[WHAT IS BEING ASKED]:
Recast the items, from their first line through the line containing "scrollbar-thumb[interactable] [623,69,638,163]", inclusive, as a JSON list of strings with one string per line and any blank lines omitted.

[Annotated region listings]:
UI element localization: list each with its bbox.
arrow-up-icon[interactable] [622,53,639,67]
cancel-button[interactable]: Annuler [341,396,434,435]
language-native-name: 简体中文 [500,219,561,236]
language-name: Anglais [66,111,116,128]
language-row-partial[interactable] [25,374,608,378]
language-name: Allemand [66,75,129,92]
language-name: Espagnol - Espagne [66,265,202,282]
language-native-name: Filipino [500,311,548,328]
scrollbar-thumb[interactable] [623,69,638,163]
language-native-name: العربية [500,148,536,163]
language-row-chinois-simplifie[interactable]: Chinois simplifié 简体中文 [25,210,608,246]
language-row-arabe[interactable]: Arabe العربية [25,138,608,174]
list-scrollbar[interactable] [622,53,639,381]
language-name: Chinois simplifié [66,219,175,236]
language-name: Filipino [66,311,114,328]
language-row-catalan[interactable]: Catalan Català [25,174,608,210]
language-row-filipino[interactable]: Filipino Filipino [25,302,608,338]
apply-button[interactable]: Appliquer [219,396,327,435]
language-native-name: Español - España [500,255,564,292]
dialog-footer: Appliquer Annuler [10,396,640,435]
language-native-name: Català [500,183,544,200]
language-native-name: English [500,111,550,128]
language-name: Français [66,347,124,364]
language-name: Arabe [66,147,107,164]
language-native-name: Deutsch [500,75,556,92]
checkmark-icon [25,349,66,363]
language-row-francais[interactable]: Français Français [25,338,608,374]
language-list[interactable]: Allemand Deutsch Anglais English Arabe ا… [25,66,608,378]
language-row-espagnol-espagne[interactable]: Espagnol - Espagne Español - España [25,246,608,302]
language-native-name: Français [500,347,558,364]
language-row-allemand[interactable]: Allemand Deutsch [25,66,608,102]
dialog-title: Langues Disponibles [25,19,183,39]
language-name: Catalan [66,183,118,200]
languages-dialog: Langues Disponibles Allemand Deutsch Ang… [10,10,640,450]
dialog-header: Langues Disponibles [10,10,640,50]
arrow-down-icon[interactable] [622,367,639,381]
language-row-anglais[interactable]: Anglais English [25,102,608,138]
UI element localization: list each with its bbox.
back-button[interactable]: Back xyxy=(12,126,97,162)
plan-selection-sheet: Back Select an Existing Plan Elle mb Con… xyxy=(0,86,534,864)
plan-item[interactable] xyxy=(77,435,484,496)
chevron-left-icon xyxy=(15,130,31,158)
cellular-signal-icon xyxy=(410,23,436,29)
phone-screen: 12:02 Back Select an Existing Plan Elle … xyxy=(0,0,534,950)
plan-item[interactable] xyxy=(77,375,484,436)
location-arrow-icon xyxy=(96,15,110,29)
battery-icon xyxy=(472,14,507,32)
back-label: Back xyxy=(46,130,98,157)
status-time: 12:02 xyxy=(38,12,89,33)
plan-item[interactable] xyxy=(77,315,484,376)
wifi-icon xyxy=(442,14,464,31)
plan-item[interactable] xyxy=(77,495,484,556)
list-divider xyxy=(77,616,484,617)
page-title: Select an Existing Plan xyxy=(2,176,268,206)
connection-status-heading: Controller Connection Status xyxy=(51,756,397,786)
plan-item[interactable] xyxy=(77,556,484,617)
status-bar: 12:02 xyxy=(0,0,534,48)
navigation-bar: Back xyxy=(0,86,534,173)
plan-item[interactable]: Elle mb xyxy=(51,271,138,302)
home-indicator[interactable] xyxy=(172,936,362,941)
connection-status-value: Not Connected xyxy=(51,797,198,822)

[RESULT OF THIS TASK]:
[
  "UI element localization: list each with its bbox.",
  "arrow-up-icon[interactable] [622,53,639,67]",
  "cancel-button[interactable]: Annuler [341,396,434,435]",
  "language-native-name: 简体中文 [500,219,561,236]",
  "language-name: Anglais [66,111,116,128]",
  "language-row-partial[interactable] [25,374,608,378]",
  "language-name: Allemand [66,75,129,92]",
  "language-name: Espagnol - Espagne [66,265,202,282]",
  "language-native-name: Filipino [500,311,548,328]",
  "scrollbar-thumb[interactable] [623,69,638,163]"
]